(begin)

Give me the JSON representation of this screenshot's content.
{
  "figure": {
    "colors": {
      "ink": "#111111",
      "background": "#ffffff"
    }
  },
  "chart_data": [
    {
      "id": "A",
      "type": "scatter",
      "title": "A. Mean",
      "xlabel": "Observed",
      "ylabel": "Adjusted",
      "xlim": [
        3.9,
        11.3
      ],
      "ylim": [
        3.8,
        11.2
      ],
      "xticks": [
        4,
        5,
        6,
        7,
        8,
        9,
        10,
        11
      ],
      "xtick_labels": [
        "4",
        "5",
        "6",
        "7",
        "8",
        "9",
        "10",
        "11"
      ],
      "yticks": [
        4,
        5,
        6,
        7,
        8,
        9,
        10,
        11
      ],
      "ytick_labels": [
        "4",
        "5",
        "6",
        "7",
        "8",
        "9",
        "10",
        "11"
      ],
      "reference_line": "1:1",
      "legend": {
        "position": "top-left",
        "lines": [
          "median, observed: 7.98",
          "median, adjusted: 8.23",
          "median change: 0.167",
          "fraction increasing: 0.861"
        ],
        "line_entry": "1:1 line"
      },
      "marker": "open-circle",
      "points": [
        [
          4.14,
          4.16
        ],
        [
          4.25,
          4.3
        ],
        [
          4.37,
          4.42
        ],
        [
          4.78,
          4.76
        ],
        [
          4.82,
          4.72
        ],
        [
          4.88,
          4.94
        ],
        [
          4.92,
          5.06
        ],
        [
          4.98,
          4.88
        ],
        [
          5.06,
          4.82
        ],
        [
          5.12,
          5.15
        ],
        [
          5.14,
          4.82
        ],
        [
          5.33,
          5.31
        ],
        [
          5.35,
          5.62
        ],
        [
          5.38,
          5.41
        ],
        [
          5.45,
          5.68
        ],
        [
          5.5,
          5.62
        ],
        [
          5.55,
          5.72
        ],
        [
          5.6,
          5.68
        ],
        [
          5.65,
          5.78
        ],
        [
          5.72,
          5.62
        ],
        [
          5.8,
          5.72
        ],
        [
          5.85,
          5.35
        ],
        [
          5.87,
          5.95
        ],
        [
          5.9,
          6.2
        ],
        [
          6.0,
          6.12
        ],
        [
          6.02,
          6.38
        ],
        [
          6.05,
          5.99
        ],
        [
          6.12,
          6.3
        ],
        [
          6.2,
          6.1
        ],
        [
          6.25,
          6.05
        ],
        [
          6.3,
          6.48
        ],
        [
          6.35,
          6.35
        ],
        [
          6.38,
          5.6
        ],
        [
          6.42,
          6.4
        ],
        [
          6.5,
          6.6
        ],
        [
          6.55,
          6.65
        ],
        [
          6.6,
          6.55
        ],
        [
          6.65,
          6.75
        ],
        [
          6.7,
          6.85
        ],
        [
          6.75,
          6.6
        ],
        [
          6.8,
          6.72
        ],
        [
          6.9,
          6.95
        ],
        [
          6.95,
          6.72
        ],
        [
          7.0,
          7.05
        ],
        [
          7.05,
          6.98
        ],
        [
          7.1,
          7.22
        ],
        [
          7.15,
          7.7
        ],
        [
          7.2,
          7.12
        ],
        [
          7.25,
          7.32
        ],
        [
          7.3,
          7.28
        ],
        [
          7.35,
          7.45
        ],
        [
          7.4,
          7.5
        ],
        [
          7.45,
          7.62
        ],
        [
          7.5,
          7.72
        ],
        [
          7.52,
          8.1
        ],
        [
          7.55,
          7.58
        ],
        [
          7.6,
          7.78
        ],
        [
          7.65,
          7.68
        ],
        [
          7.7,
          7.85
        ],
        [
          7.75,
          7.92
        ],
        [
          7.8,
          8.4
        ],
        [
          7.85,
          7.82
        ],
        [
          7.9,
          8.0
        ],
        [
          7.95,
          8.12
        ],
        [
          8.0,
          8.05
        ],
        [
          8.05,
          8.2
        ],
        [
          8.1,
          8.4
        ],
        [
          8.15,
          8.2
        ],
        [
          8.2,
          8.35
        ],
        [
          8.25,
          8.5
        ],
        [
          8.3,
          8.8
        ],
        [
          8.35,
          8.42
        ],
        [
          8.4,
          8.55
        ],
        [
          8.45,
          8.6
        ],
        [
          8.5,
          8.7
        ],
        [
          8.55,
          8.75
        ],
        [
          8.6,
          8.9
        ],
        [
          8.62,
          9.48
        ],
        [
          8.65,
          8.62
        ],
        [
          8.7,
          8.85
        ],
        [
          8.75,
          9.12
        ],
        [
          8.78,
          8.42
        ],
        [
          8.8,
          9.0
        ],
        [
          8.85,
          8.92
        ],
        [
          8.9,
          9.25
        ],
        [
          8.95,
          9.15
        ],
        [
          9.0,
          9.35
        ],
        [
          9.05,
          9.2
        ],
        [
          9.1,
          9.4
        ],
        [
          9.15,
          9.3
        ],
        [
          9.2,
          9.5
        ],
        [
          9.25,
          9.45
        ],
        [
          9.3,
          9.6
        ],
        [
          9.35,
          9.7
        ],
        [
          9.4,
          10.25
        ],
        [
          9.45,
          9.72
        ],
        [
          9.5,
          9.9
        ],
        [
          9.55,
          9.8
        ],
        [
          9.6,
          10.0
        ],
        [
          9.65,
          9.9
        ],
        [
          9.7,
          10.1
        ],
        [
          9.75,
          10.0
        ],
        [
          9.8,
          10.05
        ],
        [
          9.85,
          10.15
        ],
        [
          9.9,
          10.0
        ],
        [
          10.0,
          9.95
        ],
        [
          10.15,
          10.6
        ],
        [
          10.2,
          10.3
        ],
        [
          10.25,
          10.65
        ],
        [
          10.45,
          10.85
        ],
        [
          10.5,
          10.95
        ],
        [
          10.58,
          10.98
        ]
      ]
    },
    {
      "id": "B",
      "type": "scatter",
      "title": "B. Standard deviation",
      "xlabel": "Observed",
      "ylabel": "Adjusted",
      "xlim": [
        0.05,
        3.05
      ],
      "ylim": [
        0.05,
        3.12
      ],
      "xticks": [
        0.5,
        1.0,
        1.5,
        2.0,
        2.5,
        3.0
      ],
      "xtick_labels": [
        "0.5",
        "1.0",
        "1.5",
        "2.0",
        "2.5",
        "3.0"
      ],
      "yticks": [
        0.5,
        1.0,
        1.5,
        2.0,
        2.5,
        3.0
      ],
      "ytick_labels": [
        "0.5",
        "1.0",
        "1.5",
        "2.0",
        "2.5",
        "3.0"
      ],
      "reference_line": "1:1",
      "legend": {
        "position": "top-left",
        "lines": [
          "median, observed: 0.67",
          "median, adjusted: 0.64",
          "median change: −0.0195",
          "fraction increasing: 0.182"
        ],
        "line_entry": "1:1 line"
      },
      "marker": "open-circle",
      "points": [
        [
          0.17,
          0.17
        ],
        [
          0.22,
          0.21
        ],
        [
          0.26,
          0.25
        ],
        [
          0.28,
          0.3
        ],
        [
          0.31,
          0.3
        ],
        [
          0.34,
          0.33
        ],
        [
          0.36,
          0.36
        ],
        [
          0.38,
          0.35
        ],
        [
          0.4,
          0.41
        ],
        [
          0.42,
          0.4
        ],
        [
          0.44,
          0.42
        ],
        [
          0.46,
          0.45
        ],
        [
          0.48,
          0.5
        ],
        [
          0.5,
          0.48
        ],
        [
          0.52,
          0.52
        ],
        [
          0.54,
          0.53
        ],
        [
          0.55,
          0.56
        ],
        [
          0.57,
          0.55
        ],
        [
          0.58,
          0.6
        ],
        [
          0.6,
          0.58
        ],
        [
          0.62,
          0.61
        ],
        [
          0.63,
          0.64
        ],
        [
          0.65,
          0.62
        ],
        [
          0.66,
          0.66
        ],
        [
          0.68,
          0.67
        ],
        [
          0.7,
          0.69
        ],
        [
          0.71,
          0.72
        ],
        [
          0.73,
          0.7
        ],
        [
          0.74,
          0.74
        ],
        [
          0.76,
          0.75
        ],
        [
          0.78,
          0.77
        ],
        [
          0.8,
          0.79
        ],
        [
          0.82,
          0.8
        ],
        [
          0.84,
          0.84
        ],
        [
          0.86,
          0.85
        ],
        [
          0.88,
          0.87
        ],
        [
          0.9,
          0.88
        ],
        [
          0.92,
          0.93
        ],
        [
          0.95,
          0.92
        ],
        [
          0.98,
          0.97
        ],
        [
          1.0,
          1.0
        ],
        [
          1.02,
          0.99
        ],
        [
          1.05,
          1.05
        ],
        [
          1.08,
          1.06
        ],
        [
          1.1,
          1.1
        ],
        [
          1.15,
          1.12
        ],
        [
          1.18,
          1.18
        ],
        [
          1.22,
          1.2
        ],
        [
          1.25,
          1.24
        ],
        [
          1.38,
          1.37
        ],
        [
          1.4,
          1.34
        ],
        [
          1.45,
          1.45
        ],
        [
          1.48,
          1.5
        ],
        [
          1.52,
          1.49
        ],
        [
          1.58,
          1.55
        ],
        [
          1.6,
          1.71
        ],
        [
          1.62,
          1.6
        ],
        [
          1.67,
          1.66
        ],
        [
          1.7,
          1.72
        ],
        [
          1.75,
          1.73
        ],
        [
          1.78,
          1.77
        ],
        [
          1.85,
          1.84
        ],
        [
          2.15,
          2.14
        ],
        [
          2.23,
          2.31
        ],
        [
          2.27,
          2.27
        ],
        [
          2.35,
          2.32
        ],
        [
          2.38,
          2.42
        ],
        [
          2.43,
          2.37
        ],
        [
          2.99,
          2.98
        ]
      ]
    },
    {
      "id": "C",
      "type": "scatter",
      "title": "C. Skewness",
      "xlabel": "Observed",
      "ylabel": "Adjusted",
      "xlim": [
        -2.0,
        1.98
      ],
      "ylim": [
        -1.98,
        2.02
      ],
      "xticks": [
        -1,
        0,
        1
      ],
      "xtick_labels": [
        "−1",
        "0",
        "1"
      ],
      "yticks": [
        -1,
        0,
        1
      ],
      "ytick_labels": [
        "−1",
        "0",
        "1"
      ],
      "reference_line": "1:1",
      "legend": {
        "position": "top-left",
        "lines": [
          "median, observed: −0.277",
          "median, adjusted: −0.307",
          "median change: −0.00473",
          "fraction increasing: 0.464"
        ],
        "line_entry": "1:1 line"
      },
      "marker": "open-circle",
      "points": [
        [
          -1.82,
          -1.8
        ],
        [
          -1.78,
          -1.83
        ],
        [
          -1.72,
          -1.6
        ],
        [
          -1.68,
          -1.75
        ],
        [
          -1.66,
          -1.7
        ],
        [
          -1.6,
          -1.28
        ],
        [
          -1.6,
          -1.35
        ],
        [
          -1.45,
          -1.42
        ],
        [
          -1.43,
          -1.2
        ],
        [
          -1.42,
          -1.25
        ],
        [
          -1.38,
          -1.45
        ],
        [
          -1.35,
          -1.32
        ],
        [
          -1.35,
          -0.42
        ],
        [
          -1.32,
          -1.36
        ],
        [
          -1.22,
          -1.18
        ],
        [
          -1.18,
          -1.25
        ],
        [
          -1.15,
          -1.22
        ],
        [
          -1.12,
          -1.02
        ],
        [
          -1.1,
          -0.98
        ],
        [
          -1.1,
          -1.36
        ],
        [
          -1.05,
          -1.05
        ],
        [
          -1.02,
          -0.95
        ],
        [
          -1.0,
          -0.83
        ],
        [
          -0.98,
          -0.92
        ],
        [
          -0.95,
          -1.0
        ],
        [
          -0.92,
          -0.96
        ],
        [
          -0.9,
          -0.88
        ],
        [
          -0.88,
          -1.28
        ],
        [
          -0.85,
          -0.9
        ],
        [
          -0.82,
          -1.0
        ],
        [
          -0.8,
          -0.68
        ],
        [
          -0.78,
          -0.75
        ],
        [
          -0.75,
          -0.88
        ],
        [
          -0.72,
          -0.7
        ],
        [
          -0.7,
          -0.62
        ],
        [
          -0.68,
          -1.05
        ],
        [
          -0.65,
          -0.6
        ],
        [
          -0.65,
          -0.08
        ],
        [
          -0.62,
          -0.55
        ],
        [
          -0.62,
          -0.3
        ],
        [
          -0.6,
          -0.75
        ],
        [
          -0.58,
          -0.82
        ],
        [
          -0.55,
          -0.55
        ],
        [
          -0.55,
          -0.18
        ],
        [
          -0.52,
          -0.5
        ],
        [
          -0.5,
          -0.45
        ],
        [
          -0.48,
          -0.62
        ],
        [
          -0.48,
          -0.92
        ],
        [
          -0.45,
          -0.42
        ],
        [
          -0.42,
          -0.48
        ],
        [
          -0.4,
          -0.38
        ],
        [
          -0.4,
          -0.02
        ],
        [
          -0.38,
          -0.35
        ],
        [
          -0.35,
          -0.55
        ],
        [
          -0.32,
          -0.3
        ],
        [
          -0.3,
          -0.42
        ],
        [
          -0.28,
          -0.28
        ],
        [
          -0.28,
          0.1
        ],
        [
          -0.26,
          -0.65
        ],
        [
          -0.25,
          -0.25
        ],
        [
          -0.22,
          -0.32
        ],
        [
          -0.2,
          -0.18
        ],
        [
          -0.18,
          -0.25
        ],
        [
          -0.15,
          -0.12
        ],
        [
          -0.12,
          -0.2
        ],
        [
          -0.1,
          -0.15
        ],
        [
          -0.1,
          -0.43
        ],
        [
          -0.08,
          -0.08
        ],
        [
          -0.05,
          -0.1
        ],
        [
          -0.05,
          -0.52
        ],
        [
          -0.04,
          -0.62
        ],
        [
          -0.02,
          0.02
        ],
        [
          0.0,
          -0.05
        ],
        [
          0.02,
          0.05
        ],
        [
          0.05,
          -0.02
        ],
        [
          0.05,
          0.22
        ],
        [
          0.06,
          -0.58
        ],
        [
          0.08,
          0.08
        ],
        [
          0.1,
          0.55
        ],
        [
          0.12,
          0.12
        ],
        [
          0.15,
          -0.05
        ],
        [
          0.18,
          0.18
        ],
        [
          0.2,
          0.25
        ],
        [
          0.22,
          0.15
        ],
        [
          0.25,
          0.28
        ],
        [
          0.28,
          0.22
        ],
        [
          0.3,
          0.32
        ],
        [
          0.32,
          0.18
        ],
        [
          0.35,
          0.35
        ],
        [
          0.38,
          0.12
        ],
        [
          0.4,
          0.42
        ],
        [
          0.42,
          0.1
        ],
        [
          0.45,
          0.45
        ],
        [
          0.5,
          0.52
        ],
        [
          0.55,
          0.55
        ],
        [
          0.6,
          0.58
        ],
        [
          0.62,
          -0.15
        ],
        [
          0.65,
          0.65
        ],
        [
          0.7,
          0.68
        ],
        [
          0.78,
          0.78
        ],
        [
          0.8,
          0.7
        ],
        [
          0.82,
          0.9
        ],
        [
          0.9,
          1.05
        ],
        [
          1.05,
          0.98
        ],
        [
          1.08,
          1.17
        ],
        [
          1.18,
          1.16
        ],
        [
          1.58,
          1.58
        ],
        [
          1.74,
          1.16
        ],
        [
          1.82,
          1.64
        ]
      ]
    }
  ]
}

(end)

WRITTEN EXERCISE: Pick out the lines that have the word "change". Copy them all.

ANSWER TO THE PROBLEM:
          "median change: 0.167",
          "median change: −0.0195",
          "median change: −0.00473",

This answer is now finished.